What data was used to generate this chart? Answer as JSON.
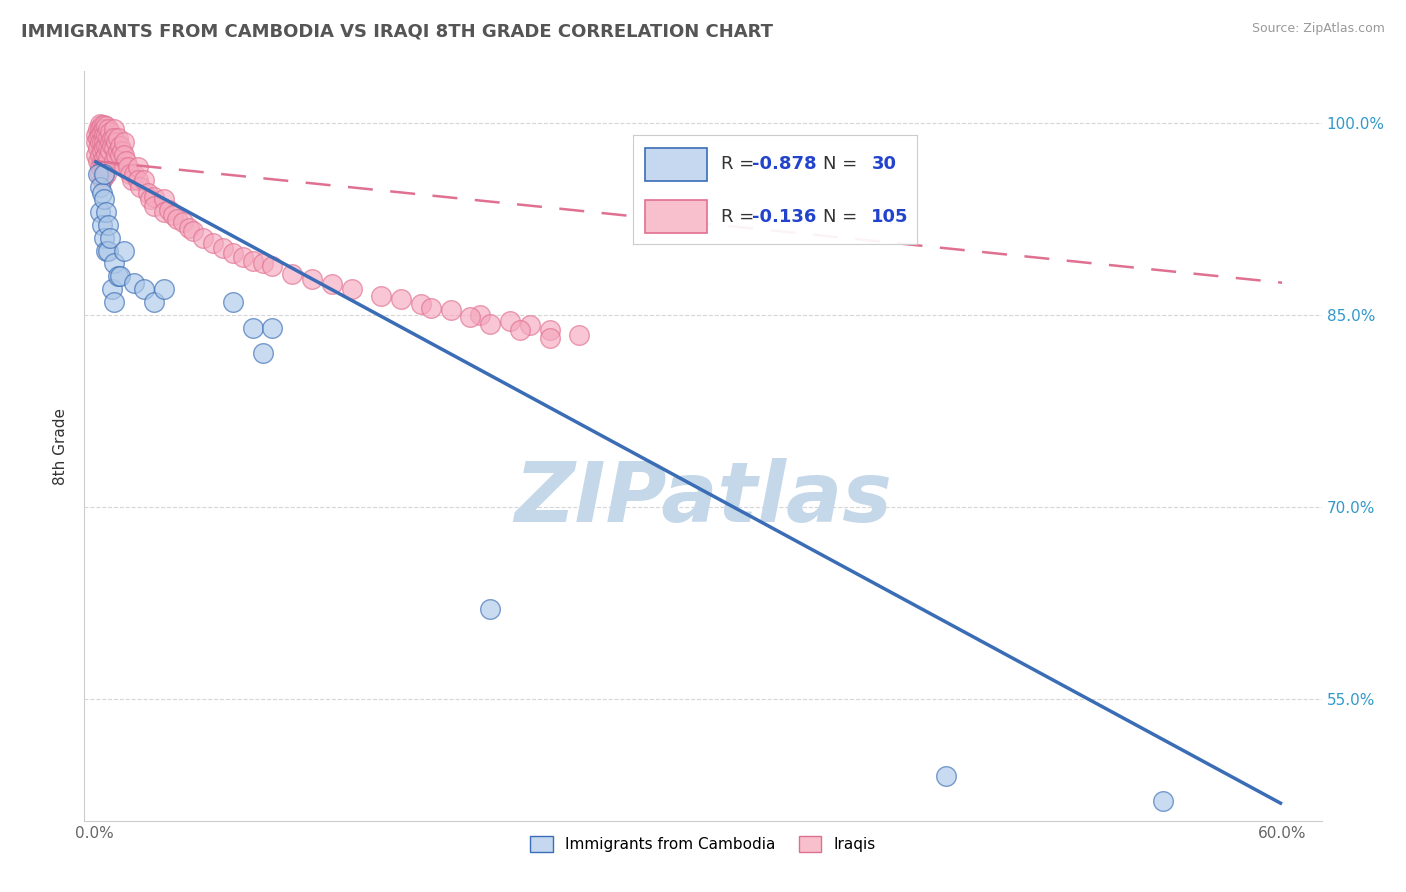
{
  "title": "IMMIGRANTS FROM CAMBODIA VS IRAQI 8TH GRADE CORRELATION CHART",
  "source": "Source: ZipAtlas.com",
  "ylabel": "8th Grade",
  "xlim": [
    -0.005,
    0.62
  ],
  "ylim": [
    0.455,
    1.04
  ],
  "xtick_vals": [
    0.0,
    0.1,
    0.2,
    0.3,
    0.4,
    0.5,
    0.6
  ],
  "xticklabels": [
    "0.0%",
    "",
    "",
    "",
    "",
    "",
    "60.0%"
  ],
  "ytick_vals": [
    0.55,
    0.7,
    0.85,
    1.0
  ],
  "yticklabels": [
    "55.0%",
    "70.0%",
    "85.0%",
    "100.0%"
  ],
  "cambodia_color": "#adc8e8",
  "iraqi_color": "#f5a8be",
  "cambodia_line_color": "#3a6db5",
  "iraqi_line_color": "#e07090",
  "cambodia_line_y0": 0.97,
  "cambodia_line_y1": 0.468,
  "iraqi_line_y0": 0.97,
  "iraqi_line_y1": 0.875,
  "watermark": "ZIPatlas",
  "watermark_color": "#c5d8ea",
  "legend_label1": "Immigrants from Cambodia",
  "legend_label2": "Iraqis",
  "background_color": "#ffffff",
  "grid_color": "#cccccc",
  "title_color": "#555555",
  "title_fontsize": 13,
  "cambodia_x": [
    0.002,
    0.003,
    0.003,
    0.004,
    0.004,
    0.005,
    0.005,
    0.005,
    0.006,
    0.006,
    0.007,
    0.007,
    0.008,
    0.009,
    0.01,
    0.01,
    0.012,
    0.013,
    0.015,
    0.02,
    0.025,
    0.03,
    0.035,
    0.07,
    0.08,
    0.085,
    0.09,
    0.2,
    0.43,
    0.54
  ],
  "cambodia_y": [
    0.96,
    0.95,
    0.93,
    0.945,
    0.92,
    0.96,
    0.94,
    0.91,
    0.93,
    0.9,
    0.92,
    0.9,
    0.91,
    0.87,
    0.89,
    0.86,
    0.88,
    0.88,
    0.9,
    0.875,
    0.87,
    0.86,
    0.87,
    0.86,
    0.84,
    0.82,
    0.84,
    0.62,
    0.49,
    0.47
  ],
  "iraqi_x": [
    0.001,
    0.001,
    0.001,
    0.002,
    0.002,
    0.002,
    0.002,
    0.003,
    0.003,
    0.003,
    0.003,
    0.003,
    0.003,
    0.003,
    0.004,
    0.004,
    0.004,
    0.004,
    0.004,
    0.004,
    0.004,
    0.005,
    0.005,
    0.005,
    0.005,
    0.005,
    0.005,
    0.005,
    0.005,
    0.006,
    0.006,
    0.006,
    0.006,
    0.006,
    0.006,
    0.007,
    0.007,
    0.007,
    0.007,
    0.008,
    0.008,
    0.008,
    0.009,
    0.009,
    0.01,
    0.01,
    0.01,
    0.01,
    0.011,
    0.011,
    0.012,
    0.012,
    0.013,
    0.013,
    0.014,
    0.015,
    0.015,
    0.015,
    0.016,
    0.017,
    0.018,
    0.019,
    0.02,
    0.022,
    0.022,
    0.023,
    0.025,
    0.027,
    0.028,
    0.03,
    0.03,
    0.035,
    0.035,
    0.038,
    0.04,
    0.042,
    0.045,
    0.048,
    0.05,
    0.055,
    0.06,
    0.065,
    0.07,
    0.075,
    0.08,
    0.085,
    0.09,
    0.1,
    0.11,
    0.12,
    0.13,
    0.145,
    0.155,
    0.165,
    0.18,
    0.195,
    0.21,
    0.22,
    0.23,
    0.245,
    0.17,
    0.19,
    0.2,
    0.215,
    0.23
  ],
  "iraqi_y": [
    0.99,
    0.985,
    0.975,
    0.995,
    0.988,
    0.98,
    0.97,
    0.999,
    0.995,
    0.99,
    0.985,
    0.975,
    0.965,
    0.96,
    0.998,
    0.993,
    0.985,
    0.978,
    0.97,
    0.963,
    0.955,
    0.998,
    0.995,
    0.99,
    0.985,
    0.98,
    0.972,
    0.965,
    0.958,
    0.997,
    0.99,
    0.982,
    0.975,
    0.968,
    0.96,
    0.995,
    0.988,
    0.98,
    0.972,
    0.993,
    0.985,
    0.978,
    0.988,
    0.982,
    0.995,
    0.988,
    0.98,
    0.97,
    0.985,
    0.975,
    0.988,
    0.978,
    0.982,
    0.975,
    0.978,
    0.985,
    0.975,
    0.965,
    0.97,
    0.965,
    0.96,
    0.955,
    0.96,
    0.965,
    0.955,
    0.95,
    0.955,
    0.945,
    0.94,
    0.942,
    0.935,
    0.94,
    0.93,
    0.932,
    0.928,
    0.925,
    0.922,
    0.918,
    0.915,
    0.91,
    0.906,
    0.902,
    0.898,
    0.895,
    0.892,
    0.89,
    0.888,
    0.882,
    0.878,
    0.874,
    0.87,
    0.865,
    0.862,
    0.858,
    0.854,
    0.85,
    0.845,
    0.842,
    0.838,
    0.834,
    0.855,
    0.848,
    0.843,
    0.838,
    0.832
  ]
}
________________
- **Requirements**
Reproduce each line exactly, please, except for any pictures.

- **Task result**
What data was used to generate this chart? Answer as JSON.
{
  "title": "IMMIGRANTS FROM CAMBODIA VS IRAQI 8TH GRADE CORRELATION CHART",
  "source": "Source: ZipAtlas.com",
  "ylabel": "8th Grade",
  "xlim": [
    -0.005,
    0.62
  ],
  "ylim": [
    0.455,
    1.04
  ],
  "xtick_vals": [
    0.0,
    0.1,
    0.2,
    0.3,
    0.4,
    0.5,
    0.6
  ],
  "xticklabels": [
    "0.0%",
    "",
    "",
    "",
    "",
    "",
    "60.0%"
  ],
  "ytick_vals": [
    0.55,
    0.7,
    0.85,
    1.0
  ],
  "yticklabels": [
    "55.0%",
    "70.0%",
    "85.0%",
    "100.0%"
  ],
  "cambodia_color": "#adc8e8",
  "iraqi_color": "#f5a8be",
  "cambodia_line_color": "#3a6db5",
  "iraqi_line_color": "#e07090",
  "cambodia_line_y0": 0.97,
  "cambodia_line_y1": 0.468,
  "iraqi_line_y0": 0.97,
  "iraqi_line_y1": 0.875,
  "watermark": "ZIPatlas",
  "watermark_color": "#c5d8ea",
  "legend_label1": "Immigrants from Cambodia",
  "legend_label2": "Iraqis",
  "background_color": "#ffffff",
  "grid_color": "#cccccc",
  "title_color": "#555555",
  "title_fontsize": 13,
  "cambodia_x": [
    0.002,
    0.003,
    0.003,
    0.004,
    0.004,
    0.005,
    0.005,
    0.005,
    0.006,
    0.006,
    0.007,
    0.007,
    0.008,
    0.009,
    0.01,
    0.01,
    0.012,
    0.013,
    0.015,
    0.02,
    0.025,
    0.03,
    0.035,
    0.07,
    0.08,
    0.085,
    0.09,
    0.2,
    0.43,
    0.54
  ],
  "cambodia_y": [
    0.96,
    0.95,
    0.93,
    0.945,
    0.92,
    0.96,
    0.94,
    0.91,
    0.93,
    0.9,
    0.92,
    0.9,
    0.91,
    0.87,
    0.89,
    0.86,
    0.88,
    0.88,
    0.9,
    0.875,
    0.87,
    0.86,
    0.87,
    0.86,
    0.84,
    0.82,
    0.84,
    0.62,
    0.49,
    0.47
  ],
  "iraqi_x": [
    0.001,
    0.001,
    0.001,
    0.002,
    0.002,
    0.002,
    0.002,
    0.003,
    0.003,
    0.003,
    0.003,
    0.003,
    0.003,
    0.003,
    0.004,
    0.004,
    0.004,
    0.004,
    0.004,
    0.004,
    0.004,
    0.005,
    0.005,
    0.005,
    0.005,
    0.005,
    0.005,
    0.005,
    0.005,
    0.006,
    0.006,
    0.006,
    0.006,
    0.006,
    0.006,
    0.007,
    0.007,
    0.007,
    0.007,
    0.008,
    0.008,
    0.008,
    0.009,
    0.009,
    0.01,
    0.01,
    0.01,
    0.01,
    0.011,
    0.011,
    0.012,
    0.012,
    0.013,
    0.013,
    0.014,
    0.015,
    0.015,
    0.015,
    0.016,
    0.017,
    0.018,
    0.019,
    0.02,
    0.022,
    0.022,
    0.023,
    0.025,
    0.027,
    0.028,
    0.03,
    0.03,
    0.035,
    0.035,
    0.038,
    0.04,
    0.042,
    0.045,
    0.048,
    0.05,
    0.055,
    0.06,
    0.065,
    0.07,
    0.075,
    0.08,
    0.085,
    0.09,
    0.1,
    0.11,
    0.12,
    0.13,
    0.145,
    0.155,
    0.165,
    0.18,
    0.195,
    0.21,
    0.22,
    0.23,
    0.245,
    0.17,
    0.19,
    0.2,
    0.215,
    0.23
  ],
  "iraqi_y": [
    0.99,
    0.985,
    0.975,
    0.995,
    0.988,
    0.98,
    0.97,
    0.999,
    0.995,
    0.99,
    0.985,
    0.975,
    0.965,
    0.96,
    0.998,
    0.993,
    0.985,
    0.978,
    0.97,
    0.963,
    0.955,
    0.998,
    0.995,
    0.99,
    0.985,
    0.98,
    0.972,
    0.965,
    0.958,
    0.997,
    0.99,
    0.982,
    0.975,
    0.968,
    0.96,
    0.995,
    0.988,
    0.98,
    0.972,
    0.993,
    0.985,
    0.978,
    0.988,
    0.982,
    0.995,
    0.988,
    0.98,
    0.97,
    0.985,
    0.975,
    0.988,
    0.978,
    0.982,
    0.975,
    0.978,
    0.985,
    0.975,
    0.965,
    0.97,
    0.965,
    0.96,
    0.955,
    0.96,
    0.965,
    0.955,
    0.95,
    0.955,
    0.945,
    0.94,
    0.942,
    0.935,
    0.94,
    0.93,
    0.932,
    0.928,
    0.925,
    0.922,
    0.918,
    0.915,
    0.91,
    0.906,
    0.902,
    0.898,
    0.895,
    0.892,
    0.89,
    0.888,
    0.882,
    0.878,
    0.874,
    0.87,
    0.865,
    0.862,
    0.858,
    0.854,
    0.85,
    0.845,
    0.842,
    0.838,
    0.834,
    0.855,
    0.848,
    0.843,
    0.838,
    0.832
  ]
}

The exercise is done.